→ **TASK GOAL**: Count how many lines of the material below have the word "Demand" and give only the number.

═════ EXCERPTED RECORDS ═════

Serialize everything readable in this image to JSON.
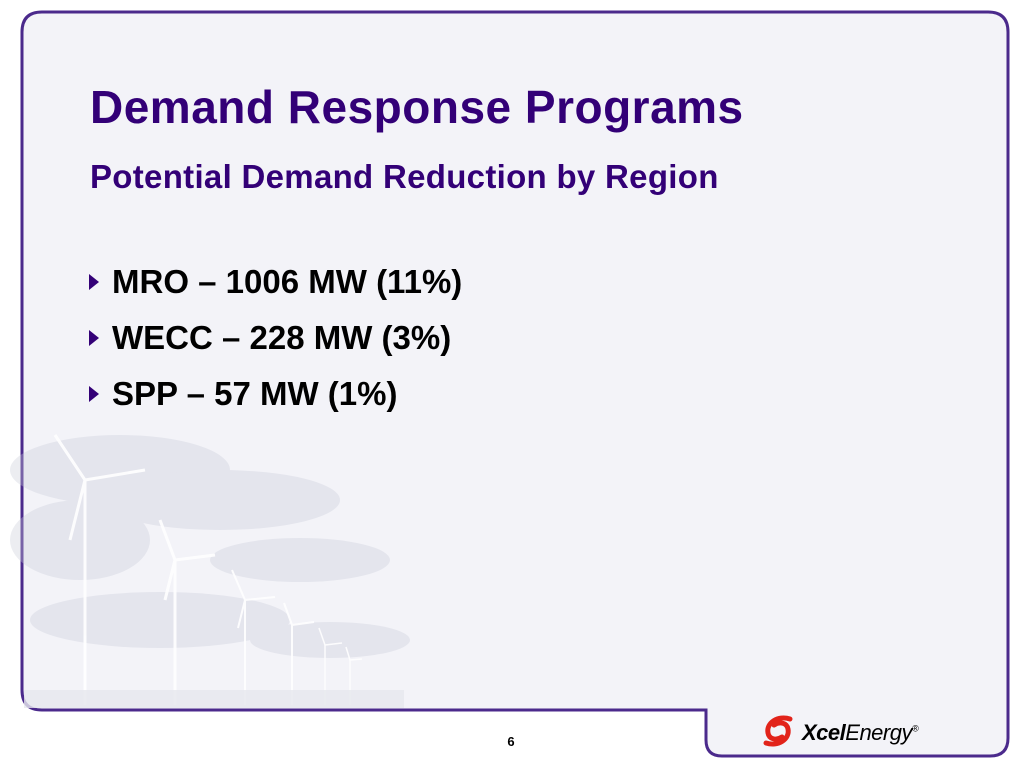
{
  "slide": {
    "title": "Demand Response Programs",
    "subtitle": "Potential Demand Reduction by Region",
    "bullets": [
      {
        "text": "MRO – 1006 MW (11%)",
        "icon": "triangle-bullet-icon"
      },
      {
        "text": "WECC – 228 MW (3%)",
        "icon": "triangle-bullet-icon"
      },
      {
        "text": "SPP – 57 MW (1%)",
        "icon": "triangle-bullet-icon"
      }
    ],
    "page_number": "6"
  },
  "branding": {
    "logo_text_bold": "Xcel",
    "logo_text_regular": "Energy",
    "logo_registered": "®",
    "logo_icon": "xcel-swirl-icon"
  },
  "colors": {
    "title": "#330077",
    "frame_border": "#4b2a8c",
    "background": "#f3f3f8",
    "logo_red": "#e2231a"
  }
}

═════

→ **IN RESPONSE**: 2